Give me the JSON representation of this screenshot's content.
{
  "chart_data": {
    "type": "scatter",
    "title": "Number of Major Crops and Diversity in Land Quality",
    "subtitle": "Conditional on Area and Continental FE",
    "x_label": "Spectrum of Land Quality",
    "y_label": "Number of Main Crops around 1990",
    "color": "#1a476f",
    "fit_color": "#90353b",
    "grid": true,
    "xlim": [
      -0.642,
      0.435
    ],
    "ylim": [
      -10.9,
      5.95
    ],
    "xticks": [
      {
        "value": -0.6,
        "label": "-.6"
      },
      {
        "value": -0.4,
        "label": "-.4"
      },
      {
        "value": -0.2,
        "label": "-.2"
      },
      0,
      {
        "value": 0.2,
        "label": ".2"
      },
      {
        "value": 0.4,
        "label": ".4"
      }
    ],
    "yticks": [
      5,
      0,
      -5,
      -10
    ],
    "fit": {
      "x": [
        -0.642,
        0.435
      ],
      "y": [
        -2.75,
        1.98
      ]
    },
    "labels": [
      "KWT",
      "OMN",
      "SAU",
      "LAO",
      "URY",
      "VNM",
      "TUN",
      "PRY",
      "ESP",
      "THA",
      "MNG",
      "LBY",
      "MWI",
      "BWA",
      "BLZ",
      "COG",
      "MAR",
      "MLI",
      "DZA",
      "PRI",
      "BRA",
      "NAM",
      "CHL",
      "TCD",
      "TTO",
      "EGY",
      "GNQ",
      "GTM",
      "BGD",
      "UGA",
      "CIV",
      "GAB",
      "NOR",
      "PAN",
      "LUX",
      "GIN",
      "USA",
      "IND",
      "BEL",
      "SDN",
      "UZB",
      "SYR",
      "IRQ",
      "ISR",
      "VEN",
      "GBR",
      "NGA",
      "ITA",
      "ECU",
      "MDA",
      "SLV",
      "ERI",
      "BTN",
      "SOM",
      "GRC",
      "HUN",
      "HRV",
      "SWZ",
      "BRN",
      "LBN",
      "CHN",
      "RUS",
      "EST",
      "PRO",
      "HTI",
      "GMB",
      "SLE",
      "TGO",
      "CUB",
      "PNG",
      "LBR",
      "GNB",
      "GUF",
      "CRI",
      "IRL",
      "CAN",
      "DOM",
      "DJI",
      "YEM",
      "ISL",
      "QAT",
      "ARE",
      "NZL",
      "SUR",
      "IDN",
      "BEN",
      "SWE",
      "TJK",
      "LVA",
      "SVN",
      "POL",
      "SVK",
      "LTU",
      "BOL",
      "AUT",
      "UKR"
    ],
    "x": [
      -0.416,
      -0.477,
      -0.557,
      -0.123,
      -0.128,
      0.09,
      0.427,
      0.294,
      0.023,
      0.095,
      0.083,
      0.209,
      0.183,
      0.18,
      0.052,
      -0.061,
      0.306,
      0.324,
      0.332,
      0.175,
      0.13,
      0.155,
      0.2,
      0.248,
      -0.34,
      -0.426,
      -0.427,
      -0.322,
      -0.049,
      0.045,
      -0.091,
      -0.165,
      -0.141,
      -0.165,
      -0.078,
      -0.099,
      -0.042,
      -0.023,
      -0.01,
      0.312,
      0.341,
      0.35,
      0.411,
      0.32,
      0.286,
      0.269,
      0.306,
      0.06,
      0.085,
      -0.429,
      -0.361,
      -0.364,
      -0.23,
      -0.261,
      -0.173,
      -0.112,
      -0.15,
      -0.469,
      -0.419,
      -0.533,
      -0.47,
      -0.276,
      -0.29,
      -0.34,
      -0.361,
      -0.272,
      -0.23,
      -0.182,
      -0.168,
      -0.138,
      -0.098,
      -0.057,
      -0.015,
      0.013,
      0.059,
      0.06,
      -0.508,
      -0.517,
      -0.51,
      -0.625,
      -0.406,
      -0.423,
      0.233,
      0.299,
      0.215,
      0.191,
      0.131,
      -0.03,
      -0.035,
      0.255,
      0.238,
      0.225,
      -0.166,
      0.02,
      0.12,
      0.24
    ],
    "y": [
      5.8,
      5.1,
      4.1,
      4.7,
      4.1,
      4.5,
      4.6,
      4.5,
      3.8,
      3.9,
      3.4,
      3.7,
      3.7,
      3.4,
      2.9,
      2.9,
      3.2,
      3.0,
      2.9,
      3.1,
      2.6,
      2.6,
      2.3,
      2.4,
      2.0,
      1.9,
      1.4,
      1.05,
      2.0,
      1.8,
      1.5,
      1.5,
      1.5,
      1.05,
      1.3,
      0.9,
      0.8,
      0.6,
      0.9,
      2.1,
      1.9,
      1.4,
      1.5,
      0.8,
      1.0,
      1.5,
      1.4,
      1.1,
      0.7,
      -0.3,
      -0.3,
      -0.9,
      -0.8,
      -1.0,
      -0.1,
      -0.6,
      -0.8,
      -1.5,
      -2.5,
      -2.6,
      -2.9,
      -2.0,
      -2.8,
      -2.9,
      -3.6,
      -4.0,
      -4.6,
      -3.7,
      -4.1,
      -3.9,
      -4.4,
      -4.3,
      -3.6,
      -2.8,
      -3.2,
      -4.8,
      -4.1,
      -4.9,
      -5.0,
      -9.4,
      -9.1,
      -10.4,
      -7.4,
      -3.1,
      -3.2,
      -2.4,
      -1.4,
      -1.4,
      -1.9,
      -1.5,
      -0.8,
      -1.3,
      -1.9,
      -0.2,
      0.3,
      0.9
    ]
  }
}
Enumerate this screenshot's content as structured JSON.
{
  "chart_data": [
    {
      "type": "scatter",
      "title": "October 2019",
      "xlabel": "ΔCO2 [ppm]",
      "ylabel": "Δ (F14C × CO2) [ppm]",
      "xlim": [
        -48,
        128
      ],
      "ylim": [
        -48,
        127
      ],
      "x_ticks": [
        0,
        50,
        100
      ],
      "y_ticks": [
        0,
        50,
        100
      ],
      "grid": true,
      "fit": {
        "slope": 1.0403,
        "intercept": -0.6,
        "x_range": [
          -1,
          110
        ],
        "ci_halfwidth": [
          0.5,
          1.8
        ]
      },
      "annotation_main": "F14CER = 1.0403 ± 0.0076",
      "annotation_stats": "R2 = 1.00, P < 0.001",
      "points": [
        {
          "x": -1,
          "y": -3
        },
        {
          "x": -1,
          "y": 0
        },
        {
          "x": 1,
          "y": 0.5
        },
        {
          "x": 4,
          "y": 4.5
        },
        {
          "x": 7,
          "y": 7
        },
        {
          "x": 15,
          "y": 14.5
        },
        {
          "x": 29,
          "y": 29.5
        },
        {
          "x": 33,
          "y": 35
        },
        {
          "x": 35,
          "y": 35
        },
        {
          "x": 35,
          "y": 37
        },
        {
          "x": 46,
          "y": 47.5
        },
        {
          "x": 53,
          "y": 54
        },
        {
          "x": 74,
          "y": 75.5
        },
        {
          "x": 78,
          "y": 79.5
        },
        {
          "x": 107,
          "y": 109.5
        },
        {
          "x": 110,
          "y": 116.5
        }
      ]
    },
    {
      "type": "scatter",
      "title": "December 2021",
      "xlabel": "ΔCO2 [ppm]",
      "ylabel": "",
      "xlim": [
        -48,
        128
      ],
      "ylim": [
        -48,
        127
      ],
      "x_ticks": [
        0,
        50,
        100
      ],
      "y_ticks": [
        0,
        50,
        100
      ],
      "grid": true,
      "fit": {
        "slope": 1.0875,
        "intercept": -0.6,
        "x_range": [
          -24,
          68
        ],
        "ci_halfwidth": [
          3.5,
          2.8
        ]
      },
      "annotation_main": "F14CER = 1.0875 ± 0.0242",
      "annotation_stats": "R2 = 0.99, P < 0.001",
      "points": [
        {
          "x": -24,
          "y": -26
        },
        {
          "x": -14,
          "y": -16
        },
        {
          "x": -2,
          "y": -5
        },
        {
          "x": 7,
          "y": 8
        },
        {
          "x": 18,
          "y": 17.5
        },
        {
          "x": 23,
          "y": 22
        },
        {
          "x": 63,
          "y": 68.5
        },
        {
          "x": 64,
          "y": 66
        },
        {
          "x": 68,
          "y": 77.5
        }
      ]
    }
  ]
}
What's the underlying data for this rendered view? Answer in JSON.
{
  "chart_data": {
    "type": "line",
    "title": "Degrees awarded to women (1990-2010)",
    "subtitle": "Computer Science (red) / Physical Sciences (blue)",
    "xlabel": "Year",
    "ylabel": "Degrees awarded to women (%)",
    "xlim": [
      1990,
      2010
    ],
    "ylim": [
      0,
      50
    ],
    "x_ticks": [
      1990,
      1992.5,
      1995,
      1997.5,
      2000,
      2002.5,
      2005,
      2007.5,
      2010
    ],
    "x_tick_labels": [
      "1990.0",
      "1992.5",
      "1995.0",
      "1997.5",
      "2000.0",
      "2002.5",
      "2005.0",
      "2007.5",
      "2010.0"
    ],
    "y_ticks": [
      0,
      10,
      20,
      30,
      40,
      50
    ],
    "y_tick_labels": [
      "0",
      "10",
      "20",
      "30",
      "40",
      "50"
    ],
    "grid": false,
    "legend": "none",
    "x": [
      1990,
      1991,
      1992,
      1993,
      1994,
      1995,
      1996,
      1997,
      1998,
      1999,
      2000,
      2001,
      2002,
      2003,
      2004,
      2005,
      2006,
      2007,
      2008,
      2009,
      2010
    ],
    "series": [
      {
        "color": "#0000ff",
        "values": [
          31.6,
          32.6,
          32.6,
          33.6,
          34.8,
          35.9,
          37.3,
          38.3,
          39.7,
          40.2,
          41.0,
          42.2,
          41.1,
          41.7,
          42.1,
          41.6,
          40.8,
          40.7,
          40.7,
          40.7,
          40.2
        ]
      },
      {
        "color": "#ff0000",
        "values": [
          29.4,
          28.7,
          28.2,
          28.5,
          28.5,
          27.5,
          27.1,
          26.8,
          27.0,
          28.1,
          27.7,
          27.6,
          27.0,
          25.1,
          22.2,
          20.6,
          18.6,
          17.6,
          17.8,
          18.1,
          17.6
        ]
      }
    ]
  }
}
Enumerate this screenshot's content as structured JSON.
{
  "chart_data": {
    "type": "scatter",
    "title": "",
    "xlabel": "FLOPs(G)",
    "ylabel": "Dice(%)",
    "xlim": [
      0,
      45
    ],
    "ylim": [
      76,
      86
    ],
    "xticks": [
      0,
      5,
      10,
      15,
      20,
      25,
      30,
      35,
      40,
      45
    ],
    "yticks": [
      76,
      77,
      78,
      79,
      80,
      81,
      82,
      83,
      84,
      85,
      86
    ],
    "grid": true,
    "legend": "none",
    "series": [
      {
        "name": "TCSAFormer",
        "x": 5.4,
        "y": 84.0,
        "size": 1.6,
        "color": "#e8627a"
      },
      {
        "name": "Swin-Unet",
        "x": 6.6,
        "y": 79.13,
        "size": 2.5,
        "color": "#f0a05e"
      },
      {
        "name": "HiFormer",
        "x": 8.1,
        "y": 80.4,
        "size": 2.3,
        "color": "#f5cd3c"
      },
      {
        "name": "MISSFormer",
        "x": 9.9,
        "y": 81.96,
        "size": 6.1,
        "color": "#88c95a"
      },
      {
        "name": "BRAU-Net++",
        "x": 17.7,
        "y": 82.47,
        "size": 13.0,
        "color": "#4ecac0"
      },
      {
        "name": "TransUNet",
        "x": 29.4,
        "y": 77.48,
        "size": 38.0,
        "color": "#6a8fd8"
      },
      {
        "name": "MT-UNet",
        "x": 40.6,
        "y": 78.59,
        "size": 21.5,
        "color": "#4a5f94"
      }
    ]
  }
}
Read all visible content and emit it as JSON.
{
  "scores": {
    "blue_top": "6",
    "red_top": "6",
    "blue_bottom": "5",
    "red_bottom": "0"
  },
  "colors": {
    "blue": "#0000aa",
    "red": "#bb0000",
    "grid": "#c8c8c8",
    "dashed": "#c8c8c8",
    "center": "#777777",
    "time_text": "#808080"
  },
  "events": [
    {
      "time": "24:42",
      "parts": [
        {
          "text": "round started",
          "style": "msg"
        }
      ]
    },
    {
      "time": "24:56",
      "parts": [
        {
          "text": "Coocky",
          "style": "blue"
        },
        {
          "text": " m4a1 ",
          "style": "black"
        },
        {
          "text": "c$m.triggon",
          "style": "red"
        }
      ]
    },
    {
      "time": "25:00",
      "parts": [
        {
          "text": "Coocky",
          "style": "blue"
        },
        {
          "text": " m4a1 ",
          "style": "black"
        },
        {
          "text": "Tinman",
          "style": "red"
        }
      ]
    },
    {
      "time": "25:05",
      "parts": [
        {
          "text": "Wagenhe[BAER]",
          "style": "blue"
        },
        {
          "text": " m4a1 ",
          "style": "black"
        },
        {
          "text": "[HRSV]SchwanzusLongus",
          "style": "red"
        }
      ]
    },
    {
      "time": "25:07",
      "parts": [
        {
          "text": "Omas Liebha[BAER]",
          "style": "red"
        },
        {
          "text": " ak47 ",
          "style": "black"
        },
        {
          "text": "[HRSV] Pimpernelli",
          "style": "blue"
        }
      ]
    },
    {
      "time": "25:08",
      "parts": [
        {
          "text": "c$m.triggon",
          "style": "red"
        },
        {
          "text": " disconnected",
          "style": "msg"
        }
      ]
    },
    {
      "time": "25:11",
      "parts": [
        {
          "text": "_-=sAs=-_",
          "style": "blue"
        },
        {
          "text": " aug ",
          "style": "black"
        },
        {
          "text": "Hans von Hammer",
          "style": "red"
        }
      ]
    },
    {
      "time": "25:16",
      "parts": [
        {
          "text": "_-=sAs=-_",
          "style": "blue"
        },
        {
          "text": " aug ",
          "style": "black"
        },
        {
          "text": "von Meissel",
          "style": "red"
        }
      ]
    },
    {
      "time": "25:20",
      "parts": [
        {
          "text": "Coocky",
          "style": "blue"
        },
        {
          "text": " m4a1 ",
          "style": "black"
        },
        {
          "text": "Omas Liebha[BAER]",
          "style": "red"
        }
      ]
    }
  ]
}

_TASK PROMPT_
Copy out every line that includes the word "size".

_WRITTEN ANSWER_
        "size": 1.6,
        "size": 2.5,
        "size": 2.3,
        "size": 6.1,
        "size": 13.0,
        "size": 38.0,
        "size": 21.5,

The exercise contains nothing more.